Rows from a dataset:

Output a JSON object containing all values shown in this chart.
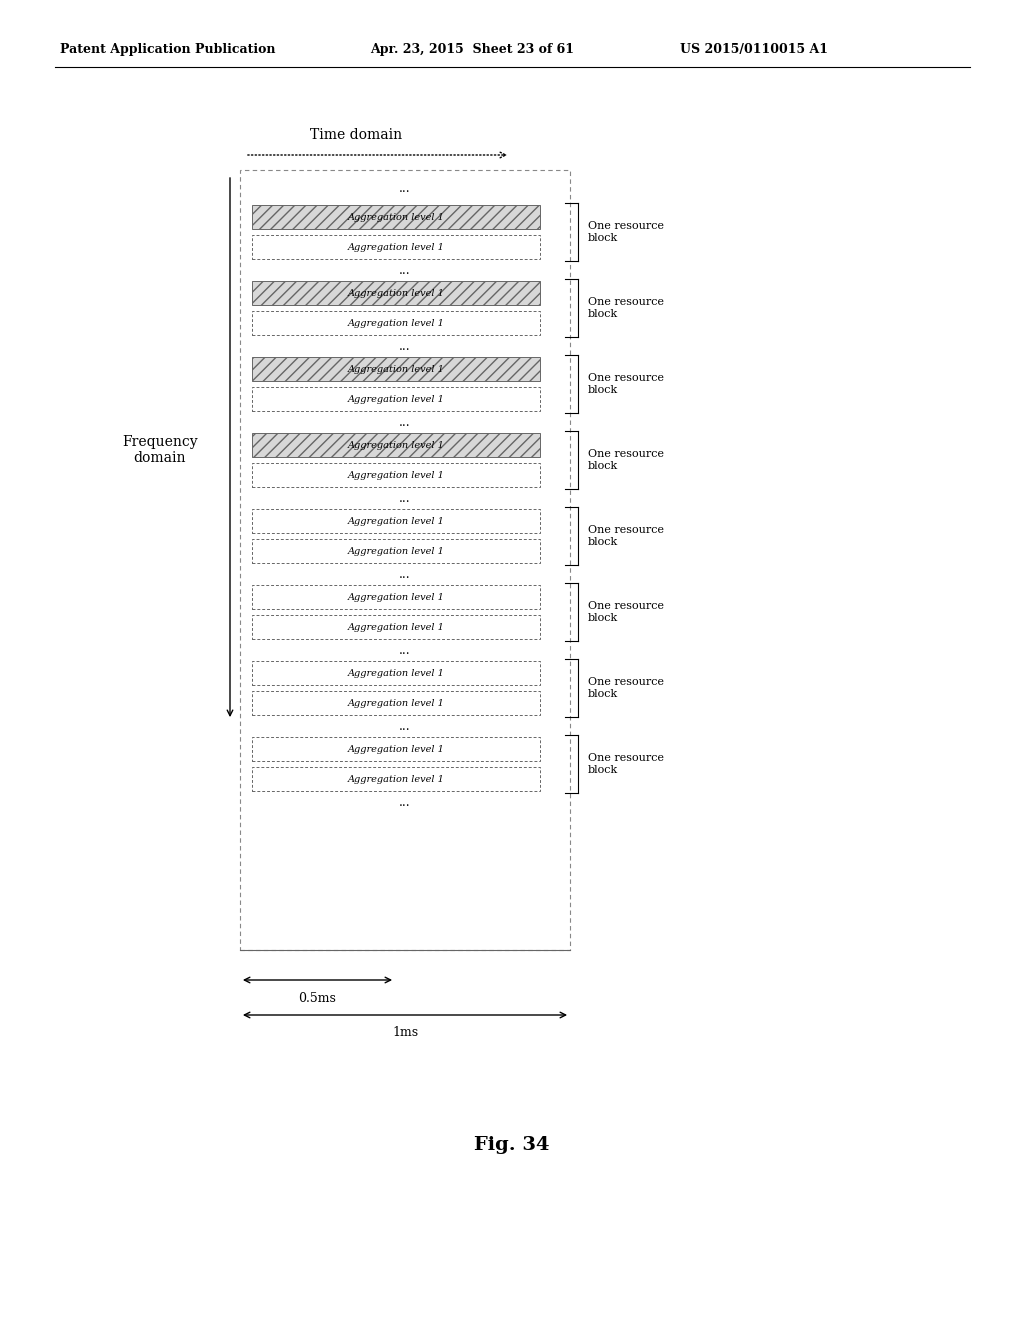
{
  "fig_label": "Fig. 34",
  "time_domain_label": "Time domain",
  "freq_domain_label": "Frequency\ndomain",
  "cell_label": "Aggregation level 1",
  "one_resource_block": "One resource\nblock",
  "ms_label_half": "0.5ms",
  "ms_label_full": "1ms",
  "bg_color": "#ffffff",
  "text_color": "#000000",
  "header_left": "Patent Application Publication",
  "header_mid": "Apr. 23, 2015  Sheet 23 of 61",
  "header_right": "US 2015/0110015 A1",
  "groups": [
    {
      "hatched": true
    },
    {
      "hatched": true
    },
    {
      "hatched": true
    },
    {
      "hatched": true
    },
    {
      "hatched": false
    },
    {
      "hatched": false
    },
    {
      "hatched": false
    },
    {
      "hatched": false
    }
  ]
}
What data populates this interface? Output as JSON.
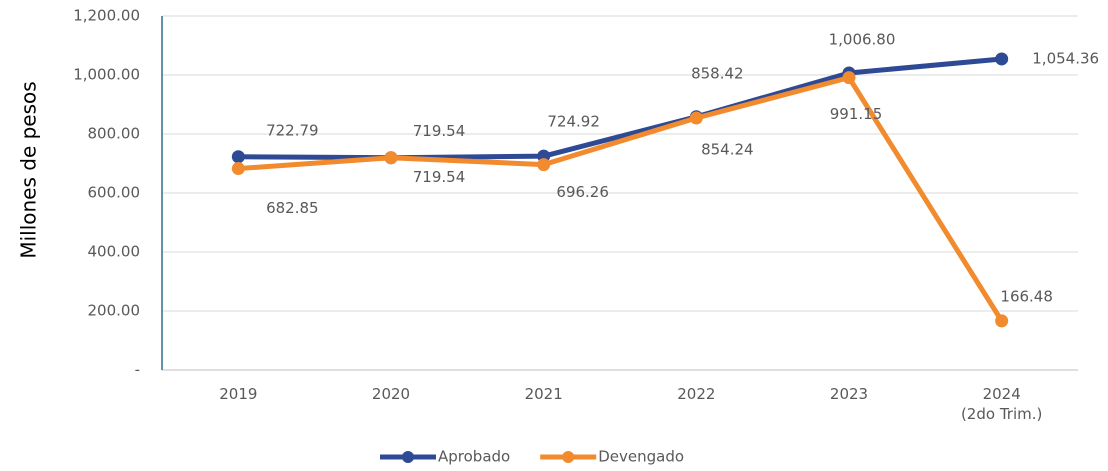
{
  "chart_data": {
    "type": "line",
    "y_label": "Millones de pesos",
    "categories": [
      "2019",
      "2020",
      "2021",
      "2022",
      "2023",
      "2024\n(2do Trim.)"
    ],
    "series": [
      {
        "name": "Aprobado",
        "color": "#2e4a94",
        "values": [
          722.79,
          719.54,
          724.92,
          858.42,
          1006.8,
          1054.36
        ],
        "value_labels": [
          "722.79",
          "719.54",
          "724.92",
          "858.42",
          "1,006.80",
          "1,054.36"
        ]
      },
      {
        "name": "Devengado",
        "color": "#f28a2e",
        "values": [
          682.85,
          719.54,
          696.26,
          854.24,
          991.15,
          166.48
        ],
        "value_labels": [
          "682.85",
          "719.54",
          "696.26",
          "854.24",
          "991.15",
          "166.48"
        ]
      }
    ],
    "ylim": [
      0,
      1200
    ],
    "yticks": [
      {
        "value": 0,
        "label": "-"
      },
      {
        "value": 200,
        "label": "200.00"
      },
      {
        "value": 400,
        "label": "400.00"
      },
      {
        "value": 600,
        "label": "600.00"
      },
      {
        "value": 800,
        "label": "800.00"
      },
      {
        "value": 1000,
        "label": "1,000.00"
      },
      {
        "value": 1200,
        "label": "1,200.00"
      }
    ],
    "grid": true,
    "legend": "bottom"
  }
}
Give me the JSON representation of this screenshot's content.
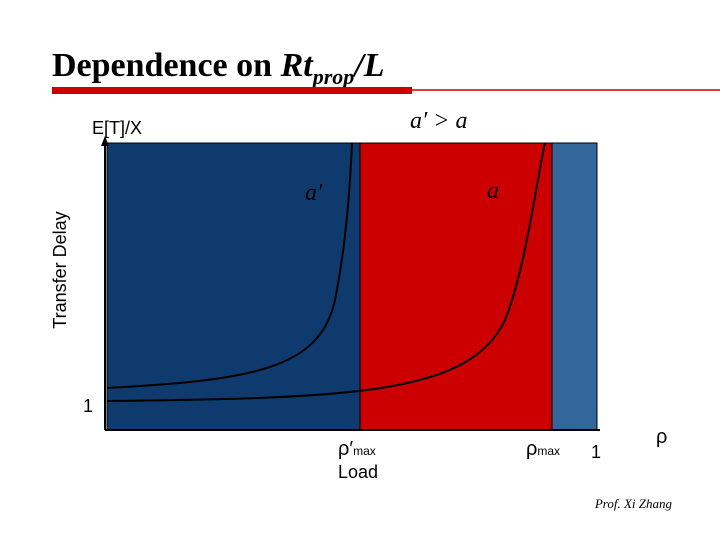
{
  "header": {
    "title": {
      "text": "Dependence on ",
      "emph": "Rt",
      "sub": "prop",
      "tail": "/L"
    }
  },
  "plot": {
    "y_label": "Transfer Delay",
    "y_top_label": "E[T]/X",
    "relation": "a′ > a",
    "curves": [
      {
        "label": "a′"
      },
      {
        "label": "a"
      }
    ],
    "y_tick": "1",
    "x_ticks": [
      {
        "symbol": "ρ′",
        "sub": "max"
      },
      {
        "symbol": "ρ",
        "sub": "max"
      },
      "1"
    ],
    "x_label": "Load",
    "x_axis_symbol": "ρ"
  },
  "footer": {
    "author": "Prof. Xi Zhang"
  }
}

- [Task directions]: Without including the pictures, return each record above exactly as it stands.

- [Solved exercise]:
Output a JSON object containing all values shown in this chart.
{
  "fig_label": "Fig. 34",
  "time_domain_label": "Time domain",
  "freq_domain_label": "Frequency\ndomain",
  "cell_label": "Aggregation level 1",
  "one_resource_block": "One resource\nblock",
  "ms_label_half": "0.5ms",
  "ms_label_full": "1ms",
  "bg_color": "#ffffff",
  "text_color": "#000000",
  "header_left": "Patent Application Publication",
  "header_mid": "Apr. 23, 2015  Sheet 23 of 61",
  "header_right": "US 2015/0110015 A1",
  "groups": [
    {
      "hatched": true
    },
    {
      "hatched": true
    },
    {
      "hatched": true
    },
    {
      "hatched": true
    },
    {
      "hatched": false
    },
    {
      "hatched": false
    },
    {
      "hatched": false
    },
    {
      "hatched": false
    }
  ]
}
What data populates this interface? Output as JSON.
{
  "chart_data": {
    "type": "line",
    "y_label": "Millones de pesos",
    "categories": [
      "2019",
      "2020",
      "2021",
      "2022",
      "2023",
      "2024\n(2do Trim.)"
    ],
    "series": [
      {
        "name": "Aprobado",
        "color": "#2e4a94",
        "values": [
          722.79,
          719.54,
          724.92,
          858.42,
          1006.8,
          1054.36
        ],
        "value_labels": [
          "722.79",
          "719.54",
          "724.92",
          "858.42",
          "1,006.80",
          "1,054.36"
        ]
      },
      {
        "name": "Devengado",
        "color": "#f28a2e",
        "values": [
          682.85,
          719.54,
          696.26,
          854.24,
          991.15,
          166.48
        ],
        "value_labels": [
          "682.85",
          "719.54",
          "696.26",
          "854.24",
          "991.15",
          "166.48"
        ]
      }
    ],
    "ylim": [
      0,
      1200
    ],
    "yticks": [
      {
        "value": 0,
        "label": "-"
      },
      {
        "value": 200,
        "label": "200.00"
      },
      {
        "value": 400,
        "label": "400.00"
      },
      {
        "value": 600,
        "label": "600.00"
      },
      {
        "value": 800,
        "label": "800.00"
      },
      {
        "value": 1000,
        "label": "1,000.00"
      },
      {
        "value": 1200,
        "label": "1,200.00"
      }
    ],
    "grid": true,
    "legend": "bottom"
  }
}
Give me the JSON representation of this screenshot's content.
{
  "header": {
    "title": {
      "text": "Dependence on ",
      "emph": "Rt",
      "sub": "prop",
      "tail": "/L"
    }
  },
  "plot": {
    "y_label": "Transfer Delay",
    "y_top_label": "E[T]/X",
    "relation": "a′ > a",
    "curves": [
      {
        "label": "a′"
      },
      {
        "label": "a"
      }
    ],
    "y_tick": "1",
    "x_ticks": [
      {
        "symbol": "ρ′",
        "sub": "max"
      },
      {
        "symbol": "ρ",
        "sub": "max"
      },
      "1"
    ],
    "x_label": "Load",
    "x_axis_symbol": "ρ"
  },
  "footer": {
    "author": "Prof. Xi Zhang"
  }
}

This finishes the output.